▶ **EXTRACT TO READ**
================

__The uncertainty principle, ΔxΔp > ħ__

Use the uncertainty relation to find an estimate of the ground state
energy of the harmonic oscillator.
The energy of the harmonic oscillator is E = p^{2}/(2m) + ½mω^{2}x^{2}.

Solution:

- Concepts:

The uncertainty principle - Reasoning:

We are asked to use the uncertainty relation, Δx Δp ≥ ħ, to estimate of the ground state energy of the harmonic oscillator. - Details of the calculation:

Assume the uncertainty in the position of the electron is Δx about x = 0.

Then the uncertainty in its momentum is Δp = ħ/Δx about p = 0.

The average kinetic energy is on the order of T = (Δp)^{2}/2m,

and the average potential energy is on the order of V = ½mω^{2}(Δx)^{2}.

The average total energy is E = T + V ~ ħ^{2}/(2m(Δx)^{2}) + ½mω^{2}(Δx)^{2}.

The ground state has the lowest energy, so let us minimize E with respect to Δx.

dE/d(Δx) = -ħ^{2}/(m(Δx)^{3}) + mω^{2}Δx = 0, (Δx)^{4}= ħ^{2}/(m^{2}ω^{2})

Inserting (Δx)^{2}= ħ/(mω) into the equation for E yields E = ħω. The ground state energy of the harmonic oscillator is on the order of ħω.

Consider the Hydrogen atom, i.e. an electron in the Coulomb field of a proton. Use the uncertainty relation to find an estimate of the ground state energy of this system.

Solution:

- Concepts:

The uncertainty principle - Reasoning:

We are asked to use the uncertainty relation, Δx Δp ≥ ħ, to estimate of the ground state energy of the hydrogen atom.. - Details of the calculation:

The potential energy of an electron in the field of a stationary proton is

U ≈ -e^{2}/r, e^{2}= q_{e}^{2}/(4πε_{0}) in SI units.

Let us assume a spherically symmetrical wave function with mean radius r_{0}.

Then x_{ }≈ r_{0}and U ≈ -e^{2}/r_{0}. For the ground state we have E = T + U = E_{min}. The uncertainty principle requires

Δx Δp ≥ ħ, Δp ≥ ħ/r_{0}, T_{min }= (Δp)^{2}/(2m) ≥ ħ^{2}/(2mr_{0}^{2}), E_{min}≥ ħ^{2}/(2mr_{0}^{2}) - e^{2}/r_{0}.

To estimate r_{0}we let

dE_{min}/dr_{0}= -ħ^{2}/(mr_{0}^{3}) - e^{2}/r_{0}^{2}= 0, r_{0}= ħ^{2}/(me^{2})_{, }E_{min}= -me^{4}/(2ħ^{2}).

The quantitative agreement is accidental, only qualitative agreement should be expected.

Classically: U ≈ -e^{2}/r_{0}, T = e^{2}/(2r_{0}), E = T + U = -e^{2}/(2r_{0}), E_{min}= -∞ at r_{0 }= 0.

Electrons of kinetic energy 10 eV travel a distance of 2 km. If the size
of the initial wave packet is 10^{-9} m, estimate the size at the end
of their travel.

================

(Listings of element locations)
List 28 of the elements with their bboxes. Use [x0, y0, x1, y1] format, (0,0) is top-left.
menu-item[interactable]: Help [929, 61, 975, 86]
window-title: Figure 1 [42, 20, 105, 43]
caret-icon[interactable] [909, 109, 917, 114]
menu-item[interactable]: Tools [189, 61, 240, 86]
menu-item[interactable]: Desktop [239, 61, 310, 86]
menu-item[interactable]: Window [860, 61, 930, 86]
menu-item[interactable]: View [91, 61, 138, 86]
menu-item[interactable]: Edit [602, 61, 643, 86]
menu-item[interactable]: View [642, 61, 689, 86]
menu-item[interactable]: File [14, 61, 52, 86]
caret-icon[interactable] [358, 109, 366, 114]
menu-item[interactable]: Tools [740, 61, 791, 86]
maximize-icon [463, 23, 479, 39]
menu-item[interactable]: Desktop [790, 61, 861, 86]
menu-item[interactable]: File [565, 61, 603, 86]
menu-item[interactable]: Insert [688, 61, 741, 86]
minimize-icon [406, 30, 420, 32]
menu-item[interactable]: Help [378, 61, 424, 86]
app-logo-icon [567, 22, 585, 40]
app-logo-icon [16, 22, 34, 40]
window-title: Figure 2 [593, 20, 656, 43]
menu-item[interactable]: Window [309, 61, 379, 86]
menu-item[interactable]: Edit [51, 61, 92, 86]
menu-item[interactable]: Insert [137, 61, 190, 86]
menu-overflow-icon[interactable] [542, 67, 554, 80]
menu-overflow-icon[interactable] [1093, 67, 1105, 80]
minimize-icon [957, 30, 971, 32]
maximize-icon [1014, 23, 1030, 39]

================

▶ **REQUIRED WORK**
1 - In the uncertainty principle text, what is the order of the estimated ground state energy of the harmonic oscillator?
2 - Carry the uncertainty principle text forward from the point where it stops.
The records are separate material and have no connection to the uncertainty principle text.

▶ **RESULTS OF THE TASKS**
1 - It is on the order of ħω.

2 -
- Concepts:

The uncertainty principle - Reasoning:

We use the uncertainty principle to estimate the uncertainty in the momentum of the electrons. This translates into an uncertainty in the velocity. This Δv causes the wave packet to broaden with time. - Details of the calculation:

The electron energy is E = 10 eV = 1.6*10^{-18 }J.

Its speed is v = (2E/m)^{½ }= 1.88*10^{6 }m/s.

It travels 2 km in ~10^{-3 }s.

The initial uncertainty in its position is Δx = 10^{-9 }m.

Δp = ħ/Δx, Δv = ħ/(mΔx) = 1.1*10^{5 }m/s.

After 10^{-3}s the uncertainty in its position is on the order of Δv10^{-3 }s = 110 m.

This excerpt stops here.